[START OF Input for this task]

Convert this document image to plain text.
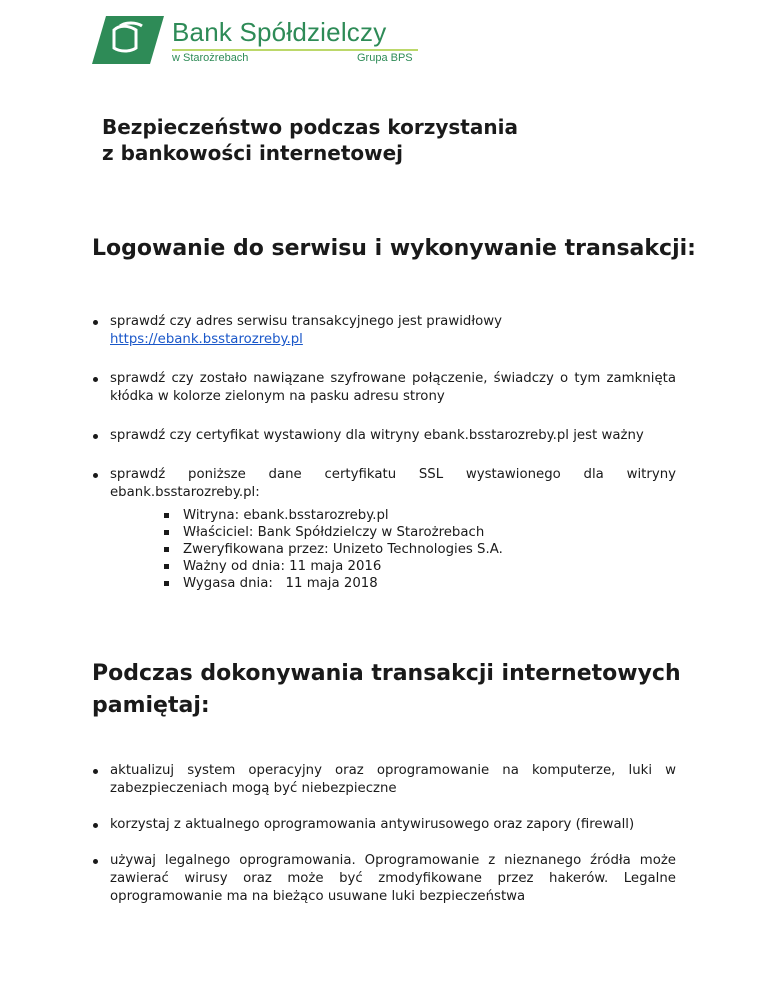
Bank Spółdzielczy
w Starożrebach	Grupa BPS
Bezpieczeństwo podczas korzystania
z bankowości internetowej
Logowanie do serwisu i wykonywanie transakcji:
sprawdź czy adres serwisu transakcyjnego jest prawidłowy
https://ebank.bsstarozreby.pl
sprawdź czy zostało nawiązane szyfrowane połączenie, świadczy o tym zamknięta kłódka w kolorze zielonym na pasku adresu strony
sprawdź czy certyfikat wystawiony dla witryny ebank.bsstarozreby.pl jest ważny
sprawdź poniższe dane certyfikatu SSL wystawionego dla witryny ebank.bsstarozreby.pl:
Witryna: ebank.bsstarozreby.pl
Właściciel: Bank Spółdzielczy w Starożrebach
Zweryfikowana przez: Unizeto Technologies S.A.
Ważny od dnia: 11 maja 2016
Wygasa dnia:   11 maja 2018
Podczas dokonywania transakcji internetowych pamiętaj:
aktualizuj system operacyjny oraz oprogramowanie na komputerze, luki w zabezpieczeniach mogą być niebezpieczne
korzystaj z aktualnego oprogramowania antywirusowego oraz zapory (firewall)
używaj legalnego oprogramowania. Oprogramowanie z nieznanego źródła może zawierać wirusy oraz może być zmodyfikowane przez hakerów. Legalne oprogramowanie ma na bieżąco usuwane luki bezpieczeństwa
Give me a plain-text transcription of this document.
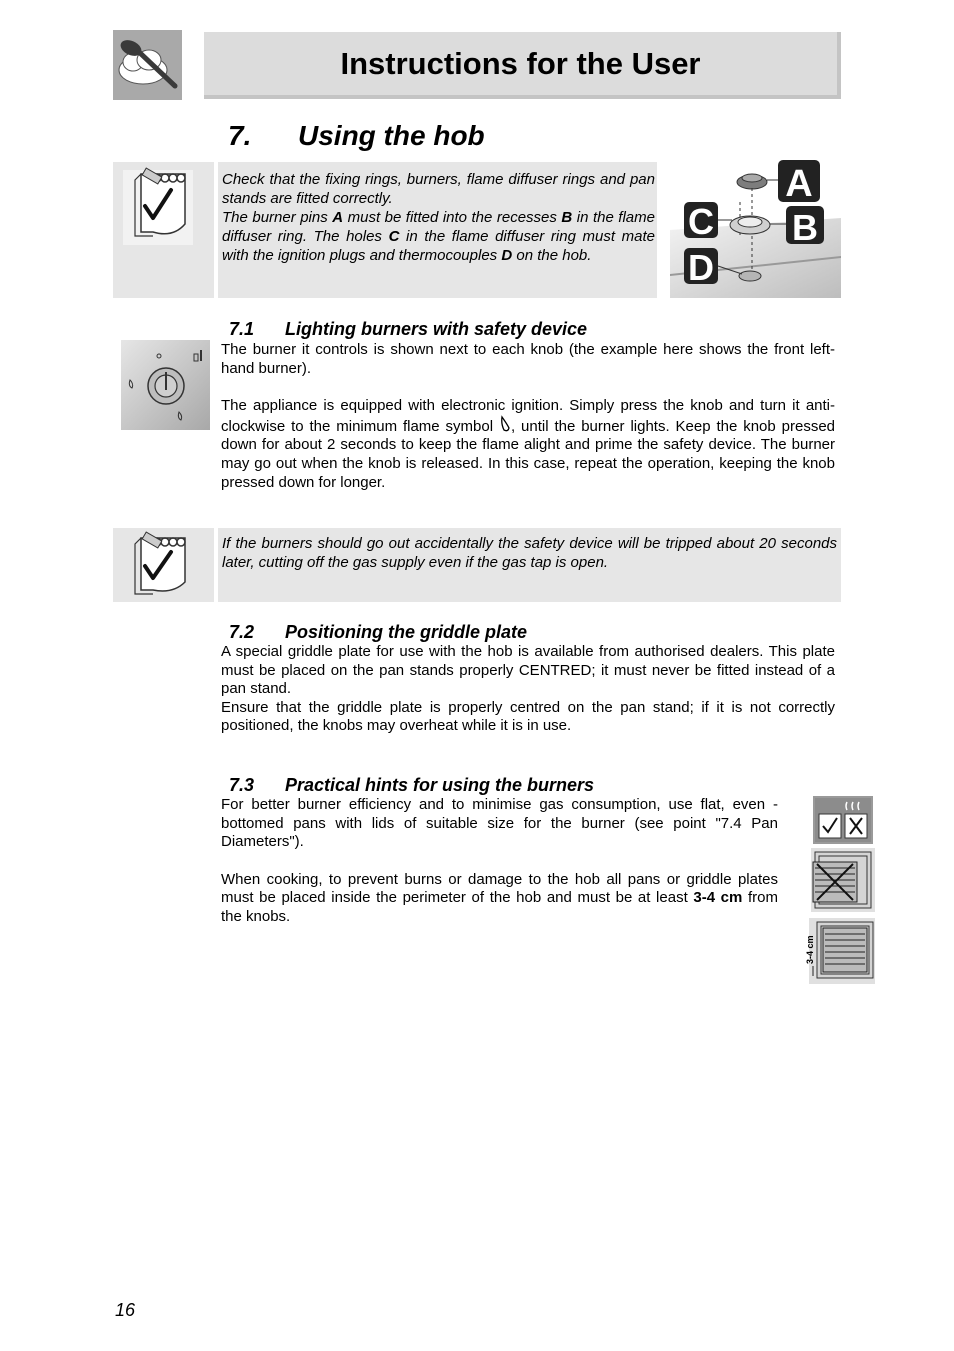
Instructions for the User
7. Using the hob
Check that the fixing rings, burners, flame diffuser rings and pan stands are fitted correctly.
The burner pins A must be fitted into the recesses B in the flame diffuser ring. The holes C in the flame diffuser ring must mate with the ignition plugs and thermocouples D on the hob.
A
B
C
D
7.1 Lighting burners with safety device

The burner it controls is shown next to each knob (the example here shows the front left-hand burner).

The appliance is equipped with electronic ignition. Simply press the knob and turn it anti-clockwise to the minimum flame symbol , until the burner lights. Keep the knob pressed down for about 2 seconds to keep the flame alight and prime the safety device. The burner may go out when the knob is released. In this case, repeat the operation, keeping the knob pressed down for longer.

If the burners should go out accidentally the safety device will be tripped about 20 seconds later, cutting off the gas supply even if the gas tap is open.
7.2 Positioning the griddle plate

A special griddle plate for use with the hob is available from authorised dealers. This plate must be placed on the pan stands properly CENTRED; it must never be fitted instead of a pan stand.

Ensure that the griddle plate is properly centred on the pan stand; if it is not correctly positioned, the knobs may overheat while it is in use.

7.3 Practical hints for using the burners

For better burner efficiency and to minimise gas consumption, use flat, even - bottomed pans with lids of suitable size for the burner (see point "7.4 Pan Diameters").

When cooking, to prevent burns or damage to the hob all pans or griddle plates must be placed inside the perimeter of the hob and must be at least 3-4 cm from the knobs.

3-4 cm
16
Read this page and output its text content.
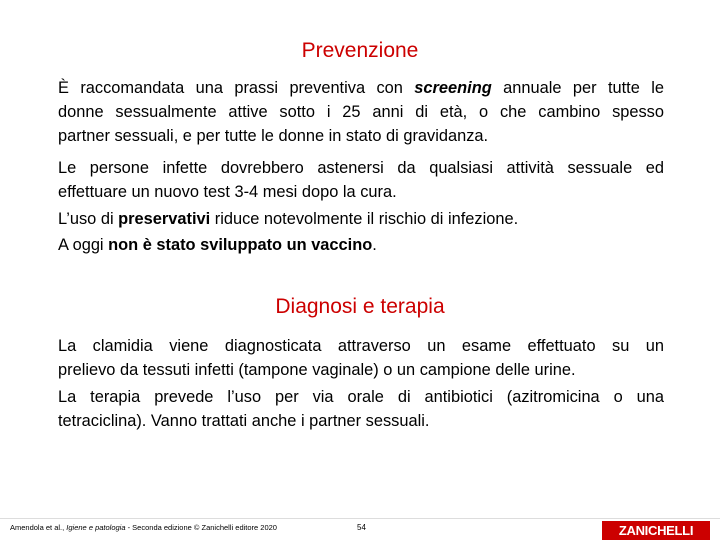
Prevenzione
È raccomandata una prassi preventiva con screening annuale per tutte le
donne sessualmente attive sotto i 25 anni di età, o che cambino spesso
partner sessuali, e per tutte le donne in stato di gravidanza.
Le persone infette dovrebbero astenersi da qualsiasi attività sessuale ed
effettuare un nuovo test 3-4 mesi dopo la cura.
L’uso di preservativi riduce notevolmente il rischio di infezione.
A oggi non è stato sviluppato un vaccino.
Diagnosi e terapia
La clamidia viene diagnosticata attraverso un esame effettuato su un
prelievo da tessuti infetti (tampone vaginale) o un campione delle urine.
La terapia prevede l’uso per via orale di antibiotici (azitromicina o una
tetraciclina). Vanno trattati anche i partner sessuali.
Amendola et al., Igiene e patologia - Seconda edizione © Zanichelli editore 2020	54	ZANICHELLI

[END OF Input for this task]

The problem: Select and copy every line of the listing with the word "sprawdź".

Exercise response:
sprawdź czy adres serwisu transakcyjnego jest prawidłowy
sprawdź czy zostało nawiązane szyfrowane połączenie, świadczy o tym zamknięta kłódka w kolorze zielonym na pasku adresu strony
sprawdź czy certyfikat wystawiony dla witryny ebank.bsstarozreby.pl jest ważny
sprawdź poniższe dane certyfikatu SSL wystawionego dla witryny ebank.bsstarozreby.pl:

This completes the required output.